» WORK TO DO
Each entry below is to be given again word for word, with no pictures.

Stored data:
* BEGIN *
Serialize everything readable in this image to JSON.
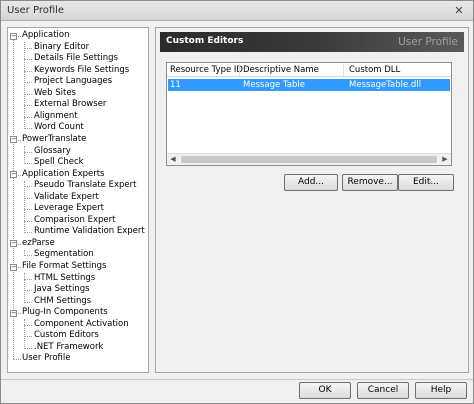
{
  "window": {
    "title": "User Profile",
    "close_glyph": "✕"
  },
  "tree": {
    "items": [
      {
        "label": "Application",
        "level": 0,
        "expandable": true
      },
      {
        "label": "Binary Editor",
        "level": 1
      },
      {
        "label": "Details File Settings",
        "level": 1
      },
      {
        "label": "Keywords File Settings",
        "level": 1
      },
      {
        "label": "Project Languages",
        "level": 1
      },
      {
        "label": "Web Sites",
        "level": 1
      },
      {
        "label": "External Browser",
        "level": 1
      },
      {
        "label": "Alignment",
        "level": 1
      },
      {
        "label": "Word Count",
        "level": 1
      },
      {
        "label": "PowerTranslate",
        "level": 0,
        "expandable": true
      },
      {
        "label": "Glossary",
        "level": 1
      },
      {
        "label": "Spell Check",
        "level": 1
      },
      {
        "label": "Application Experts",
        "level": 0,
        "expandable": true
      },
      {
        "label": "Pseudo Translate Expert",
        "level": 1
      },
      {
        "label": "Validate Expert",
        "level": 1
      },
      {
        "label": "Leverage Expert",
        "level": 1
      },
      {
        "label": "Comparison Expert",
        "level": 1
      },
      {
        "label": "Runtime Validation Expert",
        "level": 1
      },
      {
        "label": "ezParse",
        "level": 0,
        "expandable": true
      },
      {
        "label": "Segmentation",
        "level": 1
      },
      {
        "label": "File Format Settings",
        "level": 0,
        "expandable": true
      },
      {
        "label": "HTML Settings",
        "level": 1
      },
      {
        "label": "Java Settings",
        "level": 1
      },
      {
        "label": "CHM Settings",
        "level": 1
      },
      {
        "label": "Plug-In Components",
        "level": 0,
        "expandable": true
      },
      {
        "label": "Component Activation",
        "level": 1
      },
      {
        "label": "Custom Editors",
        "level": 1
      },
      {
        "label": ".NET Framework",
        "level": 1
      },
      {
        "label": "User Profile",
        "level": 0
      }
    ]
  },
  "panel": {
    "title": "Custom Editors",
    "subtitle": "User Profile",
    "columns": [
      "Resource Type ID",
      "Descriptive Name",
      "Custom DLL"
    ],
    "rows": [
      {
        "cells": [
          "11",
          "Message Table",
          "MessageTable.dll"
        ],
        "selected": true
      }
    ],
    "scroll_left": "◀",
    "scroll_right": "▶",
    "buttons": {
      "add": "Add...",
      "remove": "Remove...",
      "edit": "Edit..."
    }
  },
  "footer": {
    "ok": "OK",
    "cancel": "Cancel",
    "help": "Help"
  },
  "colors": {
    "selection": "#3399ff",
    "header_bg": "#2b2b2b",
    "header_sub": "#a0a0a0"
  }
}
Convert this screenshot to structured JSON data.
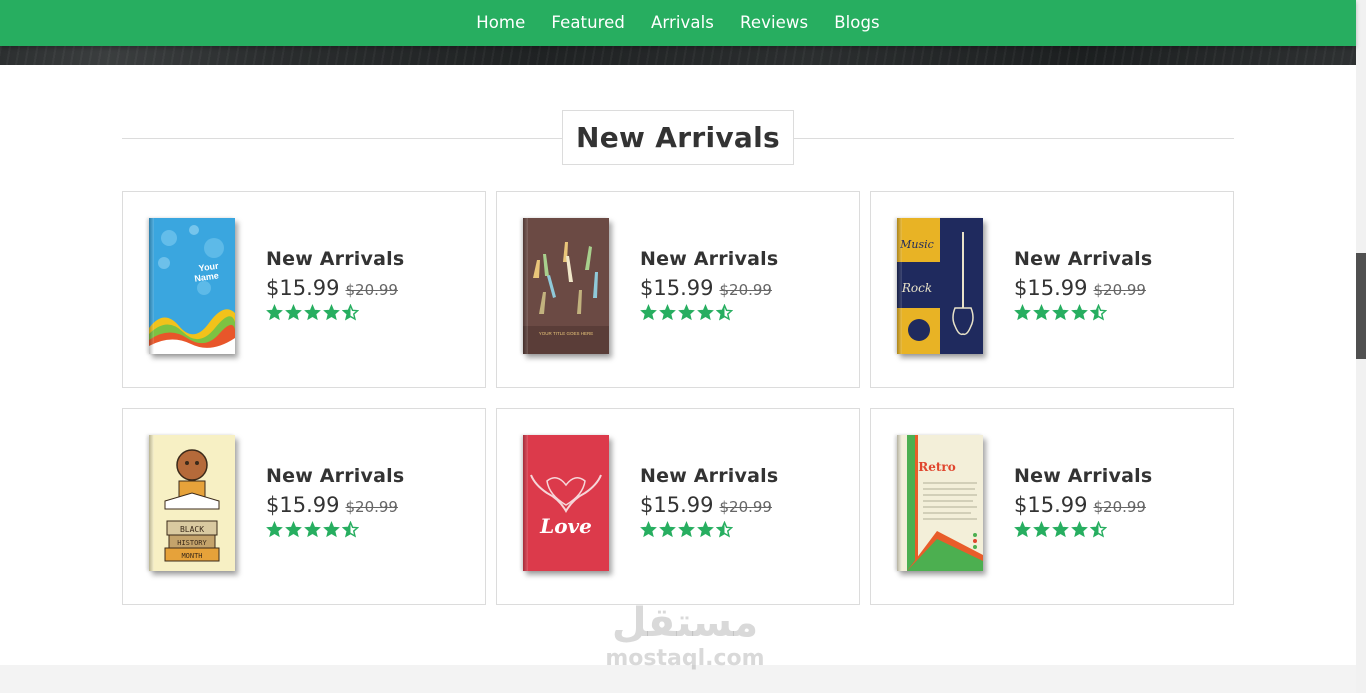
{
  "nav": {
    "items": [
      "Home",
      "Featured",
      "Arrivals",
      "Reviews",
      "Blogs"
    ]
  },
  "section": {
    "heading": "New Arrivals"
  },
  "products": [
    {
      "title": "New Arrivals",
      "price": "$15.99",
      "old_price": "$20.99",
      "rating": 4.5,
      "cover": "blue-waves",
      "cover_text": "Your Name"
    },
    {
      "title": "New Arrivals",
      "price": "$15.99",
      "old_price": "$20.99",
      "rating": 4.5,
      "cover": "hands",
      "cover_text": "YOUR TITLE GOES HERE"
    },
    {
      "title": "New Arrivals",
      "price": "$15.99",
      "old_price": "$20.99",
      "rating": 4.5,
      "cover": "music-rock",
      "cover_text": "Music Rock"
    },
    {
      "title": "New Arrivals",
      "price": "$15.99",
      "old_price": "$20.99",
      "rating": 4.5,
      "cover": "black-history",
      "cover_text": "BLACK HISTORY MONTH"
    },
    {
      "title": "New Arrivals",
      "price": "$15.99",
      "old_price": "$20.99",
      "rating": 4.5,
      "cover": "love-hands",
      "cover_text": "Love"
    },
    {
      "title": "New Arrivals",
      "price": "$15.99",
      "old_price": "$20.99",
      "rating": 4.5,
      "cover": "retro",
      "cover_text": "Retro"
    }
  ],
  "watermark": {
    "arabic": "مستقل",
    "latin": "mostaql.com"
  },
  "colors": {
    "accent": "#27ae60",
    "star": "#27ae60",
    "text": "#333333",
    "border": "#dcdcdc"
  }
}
* END *
» FINISHED ANSWER
Serialize everything readable in this image to JSON.
{
  "window": {
    "title": "User Profile",
    "close_glyph": "✕"
  },
  "tree": {
    "items": [
      {
        "label": "Application",
        "level": 0,
        "expandable": true
      },
      {
        "label": "Binary Editor",
        "level": 1
      },
      {
        "label": "Details File Settings",
        "level": 1
      },
      {
        "label": "Keywords File Settings",
        "level": 1
      },
      {
        "label": "Project Languages",
        "level": 1
      },
      {
        "label": "Web Sites",
        "level": 1
      },
      {
        "label": "External Browser",
        "level": 1
      },
      {
        "label": "Alignment",
        "level": 1
      },
      {
        "label": "Word Count",
        "level": 1
      },
      {
        "label": "PowerTranslate",
        "level": 0,
        "expandable": true
      },
      {
        "label": "Glossary",
        "level": 1
      },
      {
        "label": "Spell Check",
        "level": 1
      },
      {
        "label": "Application Experts",
        "level": 0,
        "expandable": true
      },
      {
        "label": "Pseudo Translate Expert",
        "level": 1
      },
      {
        "label": "Validate Expert",
        "level": 1
      },
      {
        "label": "Leverage Expert",
        "level": 1
      },
      {
        "label": "Comparison Expert",
        "level": 1
      },
      {
        "label": "Runtime Validation Expert",
        "level": 1
      },
      {
        "label": "ezParse",
        "level": 0,
        "expandable": true
      },
      {
        "label": "Segmentation",
        "level": 1
      },
      {
        "label": "File Format Settings",
        "level": 0,
        "expandable": true
      },
      {
        "label": "HTML Settings",
        "level": 1
      },
      {
        "label": "Java Settings",
        "level": 1
      },
      {
        "label": "CHM Settings",
        "level": 1
      },
      {
        "label": "Plug-In Components",
        "level": 0,
        "expandable": true
      },
      {
        "label": "Component Activation",
        "level": 1
      },
      {
        "label": "Custom Editors",
        "level": 1
      },
      {
        "label": ".NET Framework",
        "level": 1
      },
      {
        "label": "User Profile",
        "level": 0
      }
    ]
  },
  "panel": {
    "title": "Custom Editors",
    "subtitle": "User Profile",
    "columns": [
      "Resource Type ID",
      "Descriptive Name",
      "Custom DLL"
    ],
    "rows": [
      {
        "cells": [
          "11",
          "Message Table",
          "MessageTable.dll"
        ],
        "selected": true
      }
    ],
    "scroll_left": "◀",
    "scroll_right": "▶",
    "buttons": {
      "add": "Add...",
      "remove": "Remove...",
      "edit": "Edit..."
    }
  },
  "footer": {
    "ok": "OK",
    "cancel": "Cancel",
    "help": "Help"
  },
  "colors": {
    "selection": "#3399ff",
    "header_bg": "#2b2b2b",
    "header_sub": "#a0a0a0"
  }
}
Convert this screenshot to structured JSON data.
{
  "nav": {
    "items": [
      "Home",
      "Featured",
      "Arrivals",
      "Reviews",
      "Blogs"
    ]
  },
  "section": {
    "heading": "New Arrivals"
  },
  "products": [
    {
      "title": "New Arrivals",
      "price": "$15.99",
      "old_price": "$20.99",
      "rating": 4.5,
      "cover": "blue-waves",
      "cover_text": "Your Name"
    },
    {
      "title": "New Arrivals",
      "price": "$15.99",
      "old_price": "$20.99",
      "rating": 4.5,
      "cover": "hands",
      "cover_text": "YOUR TITLE GOES HERE"
    },
    {
      "title": "New Arrivals",
      "price": "$15.99",
      "old_price": "$20.99",
      "rating": 4.5,
      "cover": "music-rock",
      "cover_text": "Music Rock"
    },
    {
      "title": "New Arrivals",
      "price": "$15.99",
      "old_price": "$20.99",
      "rating": 4.5,
      "cover": "black-history",
      "cover_text": "BLACK HISTORY MONTH"
    },
    {
      "title": "New Arrivals",
      "price": "$15.99",
      "old_price": "$20.99",
      "rating": 4.5,
      "cover": "love-hands",
      "cover_text": "Love"
    },
    {
      "title": "New Arrivals",
      "price": "$15.99",
      "old_price": "$20.99",
      "rating": 4.5,
      "cover": "retro",
      "cover_text": "Retro"
    }
  ],
  "watermark": {
    "arabic": "مستقل",
    "latin": "mostaql.com"
  },
  "colors": {
    "accent": "#27ae60",
    "star": "#27ae60",
    "text": "#333333",
    "border": "#dcdcdc"
  }
}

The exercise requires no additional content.